▶ _DATA TO PROCESS_
◆ ◆ ◆ ◆

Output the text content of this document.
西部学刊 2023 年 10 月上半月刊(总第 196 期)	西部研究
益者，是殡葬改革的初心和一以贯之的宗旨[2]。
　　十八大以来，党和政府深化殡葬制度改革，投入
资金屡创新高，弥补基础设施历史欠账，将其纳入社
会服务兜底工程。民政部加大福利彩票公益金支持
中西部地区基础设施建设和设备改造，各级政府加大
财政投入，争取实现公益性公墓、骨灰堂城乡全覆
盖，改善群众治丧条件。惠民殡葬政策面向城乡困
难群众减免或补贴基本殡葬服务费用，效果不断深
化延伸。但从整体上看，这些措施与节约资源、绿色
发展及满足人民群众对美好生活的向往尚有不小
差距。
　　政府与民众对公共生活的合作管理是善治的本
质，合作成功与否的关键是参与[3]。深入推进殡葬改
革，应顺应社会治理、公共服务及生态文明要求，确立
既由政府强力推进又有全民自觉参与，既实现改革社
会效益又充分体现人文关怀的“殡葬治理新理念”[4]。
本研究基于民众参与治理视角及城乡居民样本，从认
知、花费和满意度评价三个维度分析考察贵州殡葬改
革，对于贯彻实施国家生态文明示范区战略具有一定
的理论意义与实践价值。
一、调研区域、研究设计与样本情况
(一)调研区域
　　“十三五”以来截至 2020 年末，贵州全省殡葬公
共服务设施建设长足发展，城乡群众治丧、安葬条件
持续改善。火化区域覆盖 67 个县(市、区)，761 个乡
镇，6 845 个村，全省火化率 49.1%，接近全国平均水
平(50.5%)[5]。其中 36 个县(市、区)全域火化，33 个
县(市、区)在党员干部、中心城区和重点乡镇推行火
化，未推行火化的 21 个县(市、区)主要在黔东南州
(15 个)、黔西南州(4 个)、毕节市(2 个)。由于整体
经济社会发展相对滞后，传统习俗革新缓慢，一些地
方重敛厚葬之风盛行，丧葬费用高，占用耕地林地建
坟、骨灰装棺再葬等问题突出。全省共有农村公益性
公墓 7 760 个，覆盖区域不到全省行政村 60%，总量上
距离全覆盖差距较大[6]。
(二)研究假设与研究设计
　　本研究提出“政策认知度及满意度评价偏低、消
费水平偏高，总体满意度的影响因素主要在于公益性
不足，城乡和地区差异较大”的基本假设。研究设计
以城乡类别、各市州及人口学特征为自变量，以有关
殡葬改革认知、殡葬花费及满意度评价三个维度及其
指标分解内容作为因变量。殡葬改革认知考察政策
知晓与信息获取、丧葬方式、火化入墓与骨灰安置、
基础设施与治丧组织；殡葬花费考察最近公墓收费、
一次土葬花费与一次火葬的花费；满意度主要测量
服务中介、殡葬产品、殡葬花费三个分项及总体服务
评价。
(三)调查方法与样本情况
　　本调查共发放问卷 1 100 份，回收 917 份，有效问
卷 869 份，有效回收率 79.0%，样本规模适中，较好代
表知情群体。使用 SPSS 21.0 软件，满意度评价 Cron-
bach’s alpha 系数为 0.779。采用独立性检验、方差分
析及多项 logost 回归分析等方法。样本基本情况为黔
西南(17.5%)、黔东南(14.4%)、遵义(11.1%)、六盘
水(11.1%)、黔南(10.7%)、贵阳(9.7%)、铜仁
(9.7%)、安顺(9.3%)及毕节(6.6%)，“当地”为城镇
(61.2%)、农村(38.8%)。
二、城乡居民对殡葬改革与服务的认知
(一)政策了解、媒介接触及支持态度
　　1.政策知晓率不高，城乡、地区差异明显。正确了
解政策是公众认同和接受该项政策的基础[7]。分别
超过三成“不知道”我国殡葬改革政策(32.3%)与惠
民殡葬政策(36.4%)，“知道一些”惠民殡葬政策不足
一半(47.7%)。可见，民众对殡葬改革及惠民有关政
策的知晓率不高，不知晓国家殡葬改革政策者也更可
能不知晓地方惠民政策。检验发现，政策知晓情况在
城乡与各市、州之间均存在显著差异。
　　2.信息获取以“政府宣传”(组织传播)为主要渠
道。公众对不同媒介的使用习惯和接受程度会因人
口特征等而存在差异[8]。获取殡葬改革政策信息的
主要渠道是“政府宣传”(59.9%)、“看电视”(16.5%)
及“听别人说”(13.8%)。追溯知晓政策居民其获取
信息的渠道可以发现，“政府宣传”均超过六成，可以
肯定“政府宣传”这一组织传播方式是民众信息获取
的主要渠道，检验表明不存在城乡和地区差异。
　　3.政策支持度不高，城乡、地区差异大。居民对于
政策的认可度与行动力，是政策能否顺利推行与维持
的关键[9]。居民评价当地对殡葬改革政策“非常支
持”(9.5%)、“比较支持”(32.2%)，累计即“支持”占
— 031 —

◆ ◆ ◆ ◆

Reproduce the material in full, with no word added or dropped.

Output the text content of this document.
西部学刊 2023 年 10 月上半月刊(总第 196 期)	西部研究
益者，是殡葬改革的初心和一以贯之的宗旨[2]。
　　十八大以来，党和政府深化殡葬制度改革，投入
资金屡创新高，弥补基础设施历史欠账，将其纳入社
会服务兜底工程。民政部加大福利彩票公益金支持
中西部地区基础设施建设和设备改造，各级政府加大
财政投入，争取实现公益性公墓、骨灰堂城乡全覆
盖，改善群众治丧条件。惠民殡葬政策面向城乡困
难群众减免或补贴基本殡葬服务费用，效果不断深
化延伸。但从整体上看，这些措施与节约资源、绿色
发展及满足人民群众对美好生活的向往尚有不小
差距。
　　政府与民众对公共生活的合作管理是善治的本
质，合作成功与否的关键是参与[3]。深入推进殡葬改
革，应顺应社会治理、公共服务及生态文明要求，确立
既由政府强力推进又有全民自觉参与，既实现改革社
会效益又充分体现人文关怀的“殡葬治理新理念”[4]。
本研究基于民众参与治理视角及城乡居民样本，从认
知、花费和满意度评价三个维度分析考察贵州殡葬改
革，对于贯彻实施国家生态文明示范区战略具有一定
的理论意义与实践价值。
一、调研区域、研究设计与样本情况
(一)调研区域
　　“十三五”以来截至 2020 年末，贵州全省殡葬公
共服务设施建设长足发展，城乡群众治丧、安葬条件
持续改善。火化区域覆盖 67 个县(市、区)，761 个乡
镇，6 845 个村，全省火化率 49.1%，接近全国平均水
平(50.5%)[5]。其中 36 个县(市、区)全域火化，33 个
县(市、区)在党员干部、中心城区和重点乡镇推行火
化，未推行火化的 21 个县(市、区)主要在黔东南州
(15 个)、黔西南州(4 个)、毕节市(2 个)。由于整体
经济社会发展相对滞后，传统习俗革新缓慢，一些地
方重敛厚葬之风盛行，丧葬费用高，占用耕地林地建
坟、骨灰装棺再葬等问题突出。全省共有农村公益性
公墓 7 760 个，覆盖区域不到全省行政村 60%，总量上
距离全覆盖差距较大[6]。
(二)研究假设与研究设计
　　本研究提出“政策认知度及满意度评价偏低、消
费水平偏高，总体满意度的影响因素主要在于公益性
不足，城乡和地区差异较大”的基本假设。研究设计
以城乡类别、各市州及人口学特征为自变量，以有关
殡葬改革认知、殡葬花费及满意度评价三个维度及其
指标分解内容作为因变量。殡葬改革认知考察政策
知晓与信息获取、丧葬方式、火化入墓与骨灰安置、
基础设施与治丧组织；殡葬花费考察最近公墓收费、
一次土葬花费与一次火葬的花费；满意度主要测量
服务中介、殡葬产品、殡葬花费三个分项及总体服务
评价。
(三)调查方法与样本情况
　　本调查共发放问卷 1 100 份，回收 917 份，有效问
卷 869 份，有效回收率 79.0%，样本规模适中，较好代
表知情群体。使用 SPSS 21.0 软件，满意度评价 Cron-
bach’s alpha 系数为 0.779。采用独立性检验、方差分
析及多项 logost 回归分析等方法。样本基本情况为黔
西南(17.5%)、黔东南(14.4%)、遵义(11.1%)、六盘
水(11.1%)、黔南(10.7%)、贵阳(9.7%)、铜仁
(9.7%)、安顺(9.3%)及毕节(6.6%)，“当地”为城镇
(61.2%)、农村(38.8%)。
二、城乡居民对殡葬改革与服务的认知
(一)政策了解、媒介接触及支持态度
　　1.政策知晓率不高，城乡、地区差异明显。正确了
解政策是公众认同和接受该项政策的基础[7]。分别
超过三成“不知道”我国殡葬改革政策(32.3%)与惠
民殡葬政策(36.4%)，“知道一些”惠民殡葬政策不足
一半(47.7%)。可见，民众对殡葬改革及惠民有关政
策的知晓率不高，不知晓国家殡葬改革政策者也更可
能不知晓地方惠民政策。检验发现，政策知晓情况在
城乡与各市、州之间均存在显著差异。
　　2.信息获取以“政府宣传”(组织传播)为主要渠
道。公众对不同媒介的使用习惯和接受程度会因人
口特征等而存在差异[8]。获取殡葬改革政策信息的
主要渠道是“政府宣传”(59.9%)、“看电视”(16.5%)
及“听别人说”(13.8%)。追溯知晓政策居民其获取
信息的渠道可以发现，“政府宣传”均超过六成，可以
肯定“政府宣传”这一组织传播方式是民众信息获取
的主要渠道，检验表明不存在城乡和地区差异。
　　3.政策支持度不高，城乡、地区差异大。居民对于
政策的认可度与行动力，是政策能否顺利推行与维持
的关键[9]。居民评价当地对殡葬改革政策“非常支
持”(9.5%)、“比较支持”(32.2%)，累计即“支持”占
— 031 —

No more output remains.